------ Data extract ------

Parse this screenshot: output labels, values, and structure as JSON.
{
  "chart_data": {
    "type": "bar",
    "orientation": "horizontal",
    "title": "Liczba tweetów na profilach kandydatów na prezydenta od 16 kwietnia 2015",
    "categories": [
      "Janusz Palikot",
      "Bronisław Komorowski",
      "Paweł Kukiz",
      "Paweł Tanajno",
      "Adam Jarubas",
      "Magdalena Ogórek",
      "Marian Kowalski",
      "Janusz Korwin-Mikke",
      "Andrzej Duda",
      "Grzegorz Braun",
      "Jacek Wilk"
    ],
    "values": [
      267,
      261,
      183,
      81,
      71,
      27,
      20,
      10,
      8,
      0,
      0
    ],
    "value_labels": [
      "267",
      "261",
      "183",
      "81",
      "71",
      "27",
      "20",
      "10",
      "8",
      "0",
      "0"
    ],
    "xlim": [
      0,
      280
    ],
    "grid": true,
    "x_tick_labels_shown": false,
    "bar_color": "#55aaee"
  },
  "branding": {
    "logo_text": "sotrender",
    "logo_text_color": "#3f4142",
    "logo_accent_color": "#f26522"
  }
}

------

▶ [Written exercise] Filter the records, keeping only lines that contain "Janusz", and show those lines.

▶ [Exercise output]
      "Janusz Palikot",
      "Janusz Korwin-Mikke",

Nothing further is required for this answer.